Work instructions:
Reproduce each of the following items verbatim, without altering any line.
---+---
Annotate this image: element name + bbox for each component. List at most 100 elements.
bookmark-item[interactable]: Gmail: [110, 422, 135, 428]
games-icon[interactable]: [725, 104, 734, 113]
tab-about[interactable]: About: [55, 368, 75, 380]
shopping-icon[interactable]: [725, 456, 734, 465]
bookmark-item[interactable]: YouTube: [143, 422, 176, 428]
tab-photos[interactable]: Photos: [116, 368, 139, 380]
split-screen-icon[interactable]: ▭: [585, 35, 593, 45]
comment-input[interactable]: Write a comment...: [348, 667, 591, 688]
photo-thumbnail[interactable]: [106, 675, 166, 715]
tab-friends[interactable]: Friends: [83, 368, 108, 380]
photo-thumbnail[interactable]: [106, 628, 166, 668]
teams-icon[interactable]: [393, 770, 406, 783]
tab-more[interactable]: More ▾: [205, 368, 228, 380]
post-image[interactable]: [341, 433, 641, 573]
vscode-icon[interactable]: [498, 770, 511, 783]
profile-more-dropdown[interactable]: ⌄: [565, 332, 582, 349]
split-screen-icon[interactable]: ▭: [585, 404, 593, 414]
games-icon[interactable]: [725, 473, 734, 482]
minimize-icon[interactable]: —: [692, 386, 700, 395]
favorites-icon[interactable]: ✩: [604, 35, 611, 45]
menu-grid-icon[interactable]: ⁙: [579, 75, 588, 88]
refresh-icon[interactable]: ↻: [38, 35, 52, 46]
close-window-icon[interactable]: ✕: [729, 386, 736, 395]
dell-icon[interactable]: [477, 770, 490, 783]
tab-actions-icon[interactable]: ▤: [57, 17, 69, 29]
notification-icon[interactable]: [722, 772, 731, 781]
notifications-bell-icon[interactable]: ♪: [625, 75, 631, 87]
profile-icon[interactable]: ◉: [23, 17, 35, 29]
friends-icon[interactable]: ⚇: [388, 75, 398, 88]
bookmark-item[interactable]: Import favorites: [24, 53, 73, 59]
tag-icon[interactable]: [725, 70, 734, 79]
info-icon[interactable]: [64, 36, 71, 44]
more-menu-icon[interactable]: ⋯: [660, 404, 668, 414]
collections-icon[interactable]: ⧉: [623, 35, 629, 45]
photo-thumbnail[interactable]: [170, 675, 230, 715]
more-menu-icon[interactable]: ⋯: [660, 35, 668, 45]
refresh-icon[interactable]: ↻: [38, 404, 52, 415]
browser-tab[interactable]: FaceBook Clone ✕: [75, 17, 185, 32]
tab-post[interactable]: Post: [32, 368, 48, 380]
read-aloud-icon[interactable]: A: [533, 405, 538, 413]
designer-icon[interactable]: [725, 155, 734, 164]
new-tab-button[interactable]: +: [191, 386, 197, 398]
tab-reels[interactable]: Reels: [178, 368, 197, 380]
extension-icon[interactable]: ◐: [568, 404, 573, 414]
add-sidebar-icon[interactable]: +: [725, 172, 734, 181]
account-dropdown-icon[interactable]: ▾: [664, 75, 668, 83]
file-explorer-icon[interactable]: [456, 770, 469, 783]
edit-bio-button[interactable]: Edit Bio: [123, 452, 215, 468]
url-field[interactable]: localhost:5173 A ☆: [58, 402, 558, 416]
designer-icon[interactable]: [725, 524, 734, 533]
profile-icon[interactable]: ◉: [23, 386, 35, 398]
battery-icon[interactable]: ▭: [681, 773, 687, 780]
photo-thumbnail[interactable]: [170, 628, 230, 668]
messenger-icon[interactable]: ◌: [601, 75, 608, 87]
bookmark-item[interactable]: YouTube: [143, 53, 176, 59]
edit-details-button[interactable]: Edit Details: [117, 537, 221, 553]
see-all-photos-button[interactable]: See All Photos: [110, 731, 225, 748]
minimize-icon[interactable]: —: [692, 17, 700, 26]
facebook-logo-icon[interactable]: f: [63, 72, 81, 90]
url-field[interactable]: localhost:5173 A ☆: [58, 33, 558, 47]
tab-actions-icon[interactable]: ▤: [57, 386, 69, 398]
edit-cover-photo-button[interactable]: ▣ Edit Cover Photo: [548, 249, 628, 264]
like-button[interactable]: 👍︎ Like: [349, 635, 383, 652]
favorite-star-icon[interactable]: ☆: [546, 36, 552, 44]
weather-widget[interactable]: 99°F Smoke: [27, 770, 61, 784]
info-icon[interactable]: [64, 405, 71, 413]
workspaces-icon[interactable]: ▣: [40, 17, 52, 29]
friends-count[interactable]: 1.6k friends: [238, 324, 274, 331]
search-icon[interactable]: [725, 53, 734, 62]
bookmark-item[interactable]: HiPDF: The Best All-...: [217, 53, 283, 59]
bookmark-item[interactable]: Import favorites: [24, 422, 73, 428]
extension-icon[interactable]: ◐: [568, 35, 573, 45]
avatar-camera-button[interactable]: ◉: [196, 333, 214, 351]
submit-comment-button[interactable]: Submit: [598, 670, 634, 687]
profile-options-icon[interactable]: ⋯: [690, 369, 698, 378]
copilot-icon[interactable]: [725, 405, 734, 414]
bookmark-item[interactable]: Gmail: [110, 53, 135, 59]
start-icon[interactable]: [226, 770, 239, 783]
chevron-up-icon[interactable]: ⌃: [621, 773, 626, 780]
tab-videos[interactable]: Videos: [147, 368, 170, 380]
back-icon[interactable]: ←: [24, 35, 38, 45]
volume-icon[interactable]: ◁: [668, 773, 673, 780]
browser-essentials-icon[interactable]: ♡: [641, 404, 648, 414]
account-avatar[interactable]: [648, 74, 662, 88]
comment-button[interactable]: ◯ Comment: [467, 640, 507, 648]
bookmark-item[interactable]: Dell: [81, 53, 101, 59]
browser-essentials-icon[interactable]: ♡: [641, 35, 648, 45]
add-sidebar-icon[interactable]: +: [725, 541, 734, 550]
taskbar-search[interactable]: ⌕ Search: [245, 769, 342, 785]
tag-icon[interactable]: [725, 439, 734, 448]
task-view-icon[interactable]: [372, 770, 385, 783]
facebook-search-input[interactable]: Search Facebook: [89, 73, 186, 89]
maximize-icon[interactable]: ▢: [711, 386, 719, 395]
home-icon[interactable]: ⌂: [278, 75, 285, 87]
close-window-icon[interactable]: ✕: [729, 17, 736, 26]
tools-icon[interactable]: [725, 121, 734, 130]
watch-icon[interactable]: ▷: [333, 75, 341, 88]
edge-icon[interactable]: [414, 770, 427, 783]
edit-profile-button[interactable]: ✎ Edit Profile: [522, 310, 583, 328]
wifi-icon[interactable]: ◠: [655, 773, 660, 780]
---+---
Final result:
Annotate this image: element name + bbox for each component. List at most 100 elements.
bookmark-item[interactable]: Gmail: [110, 422, 135, 428]
games-icon[interactable]: [725, 104, 734, 113]
tab-about[interactable]: About: [55, 368, 75, 380]
shopping-icon[interactable]: [725, 456, 734, 465]
bookmark-item[interactable]: YouTube: [143, 422, 176, 428]
tab-photos[interactable]: Photos: [116, 368, 139, 380]
split-screen-icon[interactable]: ▭: [585, 35, 593, 45]
comment-input[interactable]: Write a comment...: [348, 667, 591, 688]
photo-thumbnail[interactable]: [106, 675, 166, 715]
tab-friends[interactable]: Friends: [83, 368, 108, 380]
photo-thumbnail[interactable]: [106, 628, 166, 668]
teams-icon[interactable]: [393, 770, 406, 783]
tab-more[interactable]: More ▾: [205, 368, 228, 380]
post-image[interactable]: [341, 433, 641, 573]
vscode-icon[interactable]: [498, 770, 511, 783]
profile-more-dropdown[interactable]: ⌄: [565, 332, 582, 349]
split-screen-icon[interactable]: ▭: [585, 404, 593, 414]
games-icon[interactable]: [725, 473, 734, 482]
minimize-icon[interactable]: —: [692, 386, 700, 395]
favorites-icon[interactable]: ✩: [604, 35, 611, 45]
menu-grid-icon[interactable]: ⁙: [579, 75, 588, 88]
refresh-icon[interactable]: ↻: [38, 35, 52, 46]
close-window-icon[interactable]: ✕: [729, 386, 736, 395]
dell-icon[interactable]: [477, 770, 490, 783]
tab-actions-icon[interactable]: ▤: [57, 17, 69, 29]
notification-icon[interactable]: [722, 772, 731, 781]
notifications-bell-icon[interactable]: ♪: [625, 75, 631, 87]
profile-icon[interactable]: ◉: [23, 17, 35, 29]
friends-icon[interactable]: ⚇: [388, 75, 398, 88]
bookmark-item[interactable]: Import favorites: [24, 53, 73, 59]
tag-icon[interactable]: [725, 70, 734, 79]
info-icon[interactable]: [64, 36, 71, 44]
more-menu-icon[interactable]: ⋯: [660, 404, 668, 414]
collections-icon[interactable]: ⧉: [623, 35, 629, 45]
photo-thumbnail[interactable]: [170, 675, 230, 715]
more-menu-icon[interactable]: ⋯: [660, 35, 668, 45]
refresh-icon[interactable]: ↻: [38, 404, 52, 415]
browser-tab[interactable]: FaceBook Clone ✕: [75, 17, 185, 32]
tab-post[interactable]: Post: [32, 368, 48, 380]
read-aloud-icon[interactable]: A: [533, 405, 538, 413]
designer-icon[interactable]: [725, 155, 734, 164]
new-tab-button[interactable]: +: [191, 386, 197, 398]
tab-reels[interactable]: Reels: [178, 368, 197, 380]
extension-icon[interactable]: ◐: [568, 404, 573, 414]
add-sidebar-icon[interactable]: +: [725, 172, 734, 181]
account-dropdown-icon[interactable]: ▾: [664, 75, 668, 83]
file-explorer-icon[interactable]: [456, 770, 469, 783]
edit-bio-button[interactable]: Edit Bio: [123, 452, 215, 468]
url-field[interactable]: localhost:5173 A ☆: [58, 402, 558, 416]
designer-icon[interactable]: [725, 524, 734, 533]
profile-icon[interactable]: ◉: [23, 386, 35, 398]
battery-icon[interactable]: ▭: [681, 773, 687, 780]
photo-thumbnail[interactable]: [170, 628, 230, 668]
messenger-icon[interactable]: ◌: [601, 75, 608, 87]
bookmark-item[interactable]: YouTube: [143, 53, 176, 59]
edit-details-button[interactable]: Edit Details: [117, 537, 221, 553]
see-all-photos-button[interactable]: See All Photos: [110, 731, 225, 748]
minimize-icon[interactable]: —: [692, 17, 700, 26]
facebook-logo-icon[interactable]: f: [63, 72, 81, 90]
url-field[interactable]: localhost:5173 A ☆: [58, 33, 558, 47]
tab-actions-icon[interactable]: ▤: [57, 386, 69, 398]
edit-cover-photo-button[interactable]: ▣ Edit Cover Photo: [548, 249, 628, 264]
like-button[interactable]: 👍︎ Like: [349, 635, 383, 652]
favorite-star-icon[interactable]: ☆: [546, 36, 552, 44]
weather-widget[interactable]: 99°F Smoke: [27, 770, 61, 784]
info-icon[interactable]: [64, 405, 71, 413]
workspaces-icon[interactable]: ▣: [40, 17, 52, 29]
friends-count[interactable]: 1.6k friends: [238, 324, 274, 331]
search-icon[interactable]: [725, 53, 734, 62]
bookmark-item[interactable]: HiPDF: The Best All-...: [217, 53, 283, 59]
bookmark-item[interactable]: Import favorites: [24, 422, 73, 428]
extension-icon[interactable]: ◐: [568, 35, 573, 45]
avatar-camera-button[interactable]: ◉: [196, 333, 214, 351]
submit-comment-button[interactable]: Submit: [598, 670, 634, 687]
profile-options-icon[interactable]: ⋯: [690, 369, 698, 378]
copilot-icon[interactable]: [725, 405, 734, 414]
bookmark-item[interactable]: Gmail: [110, 53, 135, 59]
start-icon[interactable]: [226, 770, 239, 783]
chevron-up-icon[interactable]: ⌃: [621, 773, 626, 780]
tab-videos[interactable]: Videos: [147, 368, 170, 380]
back-icon[interactable]: ←: [24, 35, 38, 45]
volume-icon[interactable]: ◁: [668, 773, 673, 780]
browser-essentials-icon[interactable]: ♡: [641, 404, 648, 414]
account-avatar[interactable]: [648, 74, 662, 88]
comment-button[interactable]: ◯ Comment: [467, 640, 507, 648]
bookmark-item[interactable]: Dell: [81, 53, 101, 59]
browser-essentials-icon[interactable]: ♡: [641, 35, 648, 45]
add-sidebar-icon[interactable]: +: [725, 541, 734, 550]
taskbar-search[interactable]: ⌕ Search: [245, 769, 342, 785]
tag-icon[interactable]: [725, 439, 734, 448]
task-view-icon[interactable]: [372, 770, 385, 783]
facebook-search-input[interactable]: Search Facebook: [89, 73, 186, 89]
maximize-icon[interactable]: ▢: [711, 386, 719, 395]
home-icon[interactable]: ⌂: [278, 75, 285, 87]
close-window-icon[interactable]: ✕: [729, 17, 736, 26]
tools-icon[interactable]: [725, 121, 734, 130]
watch-icon[interactable]: ▷: [333, 75, 341, 88]
edge-icon[interactable]: [414, 770, 427, 783]
edit-profile-button[interactable]: ✎ Edit Profile: [522, 310, 583, 328]
wifi-icon[interactable]: ◠: [655, 773, 660, 780]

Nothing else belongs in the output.